- **Instructions for the task**: Determine how many lines contain the string "radiation". Reply with that figure and nothing else.

- **Records supplied**:
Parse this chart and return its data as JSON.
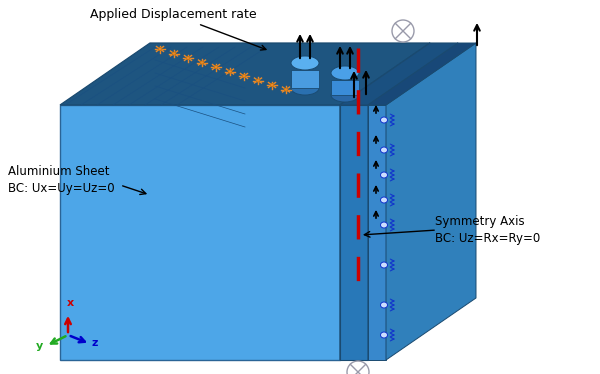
{
  "background_color": "#ffffff",
  "blue_main": "#4da6e8",
  "blue_dark": "#2a6496",
  "blue_darker": "#1e5580",
  "blue_side": "#3b8fd4",
  "blue_conn": "#2878b8",
  "blue_plate": "#4090cc",
  "blue_deep": "#1a4a70",
  "red_dashed": "#cc0000",
  "orange_color": "#e8892a",
  "gray_bc": "#aaaaaa",
  "blue_symbol": "#1133cc",
  "labels": {
    "applied_displacement": "Applied Displacement rate",
    "aluminium_sheet": "Aluminium Sheet\nBC: Ux=Uy=Uz=0",
    "symmetry_axis": "Symmetry Axis\nBC: Uz=Rx=Ry=0"
  },
  "coord_axes": {
    "x_color": "#cc0000",
    "y_color": "#22aa22",
    "z_color": "#0000cc",
    "x_label": "x",
    "y_label": "y",
    "z_label": "z"
  },
  "figsize": [
    6.0,
    3.74
  ],
  "dpi": 100
}
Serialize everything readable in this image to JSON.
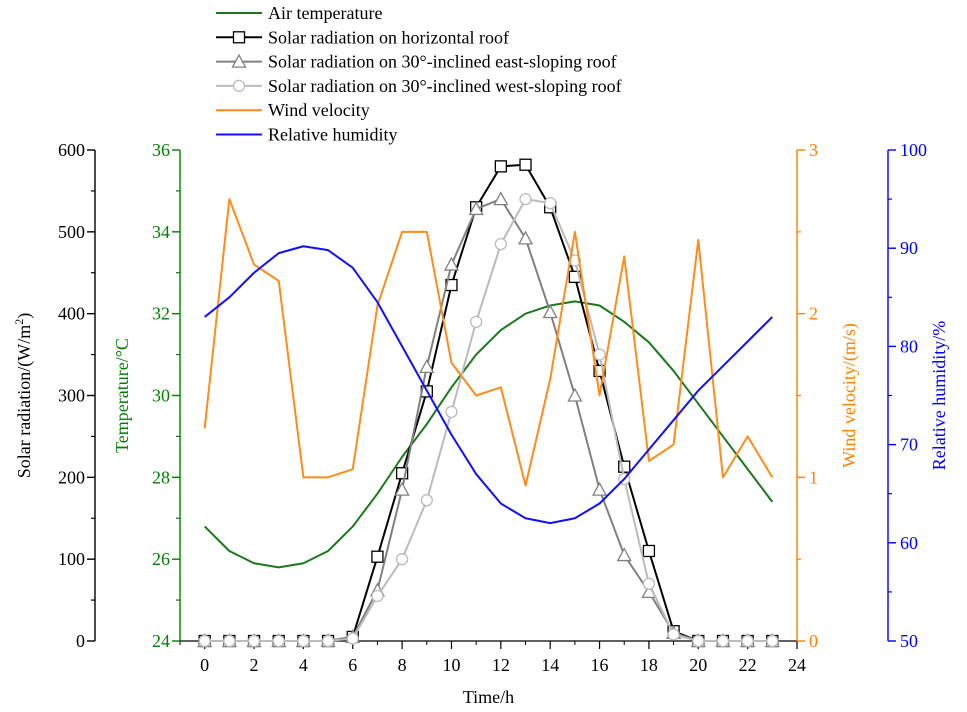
{
  "chart_data": {
    "type": "line",
    "x": [
      0,
      1,
      2,
      3,
      4,
      5,
      6,
      7,
      8,
      9,
      10,
      11,
      12,
      13,
      14,
      15,
      16,
      17,
      18,
      19,
      20,
      21,
      22,
      23
    ],
    "xlabel": "Time/h",
    "xlim": [
      -1,
      24
    ],
    "xticks": [
      0,
      2,
      4,
      6,
      8,
      10,
      12,
      14,
      16,
      18,
      20,
      22,
      24
    ],
    "axes": {
      "solar": {
        "label": "Solar radiation/(W/m",
        "label_sup": "2",
        "label_end": ")",
        "ylim": [
          0,
          600
        ],
        "ticks": [
          0,
          100,
          200,
          300,
          400,
          500,
          600
        ],
        "color": "#000000"
      },
      "temperature": {
        "label": "Temperature/°C",
        "ylim": [
          24,
          36
        ],
        "ticks": [
          24,
          26,
          28,
          30,
          32,
          34,
          36
        ],
        "color": "#008000"
      },
      "wind": {
        "label": "Wind velocity/(m/s)",
        "ylim": [
          0,
          3
        ],
        "ticks": [
          0,
          1,
          2,
          3
        ],
        "color": "#ff8000"
      },
      "humidity": {
        "label": "Relative humidity/%",
        "ylim": [
          50,
          100
        ],
        "ticks": [
          50,
          60,
          70,
          80,
          90,
          100
        ],
        "color": "#0000ff"
      }
    },
    "series": [
      {
        "name": "Air temperature",
        "axis": "temperature",
        "color": "#1a7a1a",
        "marker": "none",
        "values": [
          26.8,
          26.2,
          25.9,
          25.8,
          25.9,
          26.2,
          26.8,
          27.6,
          28.5,
          29.3,
          30.2,
          31.0,
          31.6,
          32.0,
          32.2,
          32.3,
          32.2,
          31.8,
          31.3,
          30.6,
          29.8,
          29.0,
          28.2,
          27.4
        ]
      },
      {
        "name": "Solar radiation on horizontal roof",
        "axis": "solar",
        "color": "#000000",
        "marker": "square",
        "values": [
          0,
          0,
          0,
          0,
          0,
          0,
          5,
          103,
          205,
          305,
          435,
          530,
          580,
          582,
          530,
          445,
          330,
          213,
          110,
          12,
          0,
          0,
          0,
          0
        ]
      },
      {
        "name": "Solar radiation on 30°-inclined east-sloping roof",
        "axis": "solar",
        "color": "#808080",
        "marker": "triangle",
        "values": [
          0,
          0,
          0,
          0,
          0,
          0,
          5,
          62,
          185,
          335,
          460,
          528,
          540,
          492,
          402,
          300,
          185,
          105,
          60,
          10,
          0,
          0,
          0,
          0
        ]
      },
      {
        "name": "Solar radiation on 30°-inclined west-sloping roof",
        "axis": "solar",
        "color": "#bbbbbb",
        "marker": "circle",
        "values": [
          0,
          0,
          0,
          0,
          0,
          0,
          3,
          55,
          100,
          172,
          280,
          390,
          485,
          540,
          535,
          465,
          350,
          198,
          70,
          8,
          0,
          0,
          0,
          0
        ]
      },
      {
        "name": "Wind velocity",
        "axis": "wind",
        "color": "#ff8c1a",
        "marker": "none",
        "values": [
          1.3,
          2.7,
          2.3,
          2.2,
          1.0,
          1.0,
          1.05,
          2.05,
          2.5,
          2.5,
          1.7,
          1.5,
          1.55,
          0.95,
          1.6,
          2.5,
          1.5,
          2.35,
          1.1,
          1.2,
          2.45,
          1.0,
          1.25,
          1.0
        ]
      },
      {
        "name": "Relative humidity",
        "axis": "humidity",
        "color": "#1010ff",
        "marker": "none",
        "values": [
          83,
          85,
          87.5,
          89.5,
          90.2,
          89.8,
          88,
          84.5,
          80,
          75.5,
          71,
          67,
          64,
          62.5,
          62,
          62.5,
          64,
          66.5,
          69.5,
          72.5,
          75.5,
          78,
          80.5,
          83
        ]
      }
    ],
    "legend_position": "top-left",
    "grid": false
  }
}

- **Solution to the problem**: 4